■ DIRECTIONS FOR THIS TASK ■
Retype each entry below, keeping every character the same.

--- start of SUPPLIED RECORDS ---

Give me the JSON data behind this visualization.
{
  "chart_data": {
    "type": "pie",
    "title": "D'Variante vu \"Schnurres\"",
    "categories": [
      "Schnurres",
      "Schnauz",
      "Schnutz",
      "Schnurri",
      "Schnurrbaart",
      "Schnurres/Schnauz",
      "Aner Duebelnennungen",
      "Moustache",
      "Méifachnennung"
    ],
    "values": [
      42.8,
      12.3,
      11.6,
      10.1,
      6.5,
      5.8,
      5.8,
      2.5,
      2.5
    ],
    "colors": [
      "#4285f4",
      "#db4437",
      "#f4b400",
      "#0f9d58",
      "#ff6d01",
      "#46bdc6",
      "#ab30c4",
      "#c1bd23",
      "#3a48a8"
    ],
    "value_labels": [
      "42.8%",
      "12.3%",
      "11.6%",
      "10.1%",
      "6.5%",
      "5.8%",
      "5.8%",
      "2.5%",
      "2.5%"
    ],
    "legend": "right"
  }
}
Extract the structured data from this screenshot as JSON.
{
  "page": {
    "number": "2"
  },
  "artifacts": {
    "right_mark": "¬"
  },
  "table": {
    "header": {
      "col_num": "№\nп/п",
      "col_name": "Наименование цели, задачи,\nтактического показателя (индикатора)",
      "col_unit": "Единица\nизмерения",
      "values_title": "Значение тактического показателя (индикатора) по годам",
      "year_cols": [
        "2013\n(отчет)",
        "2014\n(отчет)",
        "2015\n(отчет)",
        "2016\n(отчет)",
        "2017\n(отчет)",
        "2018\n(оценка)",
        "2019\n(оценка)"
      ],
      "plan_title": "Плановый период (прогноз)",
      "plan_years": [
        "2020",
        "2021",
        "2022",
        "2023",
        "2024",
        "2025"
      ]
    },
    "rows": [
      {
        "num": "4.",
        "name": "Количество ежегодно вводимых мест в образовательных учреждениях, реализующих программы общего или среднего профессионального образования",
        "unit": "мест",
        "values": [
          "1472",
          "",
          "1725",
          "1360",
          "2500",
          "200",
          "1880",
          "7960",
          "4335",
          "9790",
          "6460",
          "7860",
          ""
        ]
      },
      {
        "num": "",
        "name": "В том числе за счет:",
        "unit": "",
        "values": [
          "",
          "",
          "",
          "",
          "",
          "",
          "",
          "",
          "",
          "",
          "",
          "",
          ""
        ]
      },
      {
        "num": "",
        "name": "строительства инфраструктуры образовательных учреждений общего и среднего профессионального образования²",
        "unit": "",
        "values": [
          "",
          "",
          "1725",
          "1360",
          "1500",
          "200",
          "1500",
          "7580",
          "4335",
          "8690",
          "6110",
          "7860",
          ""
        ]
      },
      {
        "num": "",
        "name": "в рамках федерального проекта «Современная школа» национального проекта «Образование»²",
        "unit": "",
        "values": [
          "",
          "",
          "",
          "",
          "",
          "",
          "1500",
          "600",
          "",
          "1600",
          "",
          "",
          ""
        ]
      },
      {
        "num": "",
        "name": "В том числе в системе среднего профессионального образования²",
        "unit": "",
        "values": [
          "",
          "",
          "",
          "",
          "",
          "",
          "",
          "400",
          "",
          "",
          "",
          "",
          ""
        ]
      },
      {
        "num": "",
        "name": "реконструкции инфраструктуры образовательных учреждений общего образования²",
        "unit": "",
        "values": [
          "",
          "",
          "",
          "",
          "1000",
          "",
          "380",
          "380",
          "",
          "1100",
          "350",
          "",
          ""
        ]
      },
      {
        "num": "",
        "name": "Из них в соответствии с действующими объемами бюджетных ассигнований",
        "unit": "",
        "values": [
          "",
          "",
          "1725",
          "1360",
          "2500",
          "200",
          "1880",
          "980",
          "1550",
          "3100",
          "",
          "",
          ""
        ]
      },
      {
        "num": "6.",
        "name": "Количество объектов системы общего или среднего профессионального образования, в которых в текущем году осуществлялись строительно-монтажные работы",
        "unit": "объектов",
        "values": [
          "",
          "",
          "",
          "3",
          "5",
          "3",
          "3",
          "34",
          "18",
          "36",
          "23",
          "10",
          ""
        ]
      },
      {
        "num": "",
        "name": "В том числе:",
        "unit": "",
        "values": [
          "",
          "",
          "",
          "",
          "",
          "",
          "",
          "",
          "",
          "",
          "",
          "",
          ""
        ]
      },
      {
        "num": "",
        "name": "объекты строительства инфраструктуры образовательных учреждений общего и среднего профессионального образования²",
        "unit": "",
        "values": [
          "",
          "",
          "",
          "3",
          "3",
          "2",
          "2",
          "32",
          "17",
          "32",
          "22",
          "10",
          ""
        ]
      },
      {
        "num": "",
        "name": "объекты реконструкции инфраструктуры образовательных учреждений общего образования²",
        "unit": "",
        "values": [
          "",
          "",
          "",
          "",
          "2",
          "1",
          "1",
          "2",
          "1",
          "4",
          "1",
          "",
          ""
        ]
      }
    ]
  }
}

--- end of SUPPLIED RECORDS ---

■ EXERCISE ANSWER ■
Give me the JSON data behind this visualization.
{
  "chart_data": {
    "type": "pie",
    "title": "D'Variante vu \"Schnurres\"",
    "categories": [
      "Schnurres",
      "Schnauz",
      "Schnutz",
      "Schnurri",
      "Schnurrbaart",
      "Schnurres/Schnauz",
      "Aner Duebelnennungen",
      "Moustache",
      "Méifachnennung"
    ],
    "values": [
      42.8,
      12.3,
      11.6,
      10.1,
      6.5,
      5.8,
      5.8,
      2.5,
      2.5
    ],
    "colors": [
      "#4285f4",
      "#db4437",
      "#f4b400",
      "#0f9d58",
      "#ff6d01",
      "#46bdc6",
      "#ab30c4",
      "#c1bd23",
      "#3a48a8"
    ],
    "value_labels": [
      "42.8%",
      "12.3%",
      "11.6%",
      "10.1%",
      "6.5%",
      "5.8%",
      "5.8%",
      "2.5%",
      "2.5%"
    ],
    "legend": "right"
  }
}
Extract the structured data from this screenshot as JSON.
{
  "page": {
    "number": "2"
  },
  "artifacts": {
    "right_mark": "¬"
  },
  "table": {
    "header": {
      "col_num": "№\nп/п",
      "col_name": "Наименование цели, задачи,\nтактического показателя (индикатора)",
      "col_unit": "Единица\nизмерения",
      "values_title": "Значение тактического показателя (индикатора) по годам",
      "year_cols": [
        "2013\n(отчет)",
        "2014\n(отчет)",
        "2015\n(отчет)",
        "2016\n(отчет)",
        "2017\n(отчет)",
        "2018\n(оценка)",
        "2019\n(оценка)"
      ],
      "plan_title": "Плановый период (прогноз)",
      "plan_years": [
        "2020",
        "2021",
        "2022",
        "2023",
        "2024",
        "2025"
      ]
    },
    "rows": [
      {
        "num": "4.",
        "name": "Количество ежегодно вводимых мест в образовательных учреждениях, реализующих программы общего или среднего профессионального образования",
        "unit": "мест",
        "values": [
          "1472",
          "",
          "1725",
          "1360",
          "2500",
          "200",
          "1880",
          "7960",
          "4335",
          "9790",
          "6460",
          "7860",
          ""
        ]
      },
      {
        "num": "",
        "name": "В том числе за счет:",
        "unit": "",
        "values": [
          "",
          "",
          "",
          "",
          "",
          "",
          "",
          "",
          "",
          "",
          "",
          "",
          ""
        ]
      },
      {
        "num": "",
        "name": "строительства инфраструктуры образовательных учреждений общего и среднего профессионального образования²",
        "unit": "",
        "values": [
          "",
          "",
          "1725",
          "1360",
          "1500",
          "200",
          "1500",
          "7580",
          "4335",
          "8690",
          "6110",
          "7860",
          ""
        ]
      },
      {
        "num": "",
        "name": "в рамках федерального проекта «Современная школа» национального проекта «Образование»²",
        "unit": "",
        "values": [
          "",
          "",
          "",
          "",
          "",
          "",
          "1500",
          "600",
          "",
          "1600",
          "",
          "",
          ""
        ]
      },
      {
        "num": "",
        "name": "В том числе в системе среднего профессионального образования²",
        "unit": "",
        "values": [
          "",
          "",
          "",
          "",
          "",
          "",
          "",
          "400",
          "",
          "",
          "",
          "",
          ""
        ]
      },
      {
        "num": "",
        "name": "реконструкции инфраструктуры образовательных учреждений общего образования²",
        "unit": "",
        "values": [
          "",
          "",
          "",
          "",
          "1000",
          "",
          "380",
          "380",
          "",
          "1100",
          "350",
          "",
          ""
        ]
      },
      {
        "num": "",
        "name": "Из них в соответствии с действующими объемами бюджетных ассигнований",
        "unit": "",
        "values": [
          "",
          "",
          "1725",
          "1360",
          "2500",
          "200",
          "1880",
          "980",
          "1550",
          "3100",
          "",
          "",
          ""
        ]
      },
      {
        "num": "6.",
        "name": "Количество объектов системы общего или среднего профессионального образования, в которых в текущем году осуществлялись строительно-монтажные работы",
        "unit": "объектов",
        "values": [
          "",
          "",
          "",
          "3",
          "5",
          "3",
          "3",
          "34",
          "18",
          "36",
          "23",
          "10",
          ""
        ]
      },
      {
        "num": "",
        "name": "В том числе:",
        "unit": "",
        "values": [
          "",
          "",
          "",
          "",
          "",
          "",
          "",
          "",
          "",
          "",
          "",
          "",
          ""
        ]
      },
      {
        "num": "",
        "name": "объекты строительства инфраструктуры образовательных учреждений общего и среднего профессионального образования²",
        "unit": "",
        "values": [
          "",
          "",
          "",
          "3",
          "3",
          "2",
          "2",
          "32",
          "17",
          "32",
          "22",
          "10",
          ""
        ]
      },
      {
        "num": "",
        "name": "объекты реконструкции инфраструктуры образовательных учреждений общего образования²",
        "unit": "",
        "values": [
          "",
          "",
          "",
          "",
          "2",
          "1",
          "1",
          "2",
          "1",
          "4",
          "1",
          "",
          ""
        ]
      }
    ]
  }
}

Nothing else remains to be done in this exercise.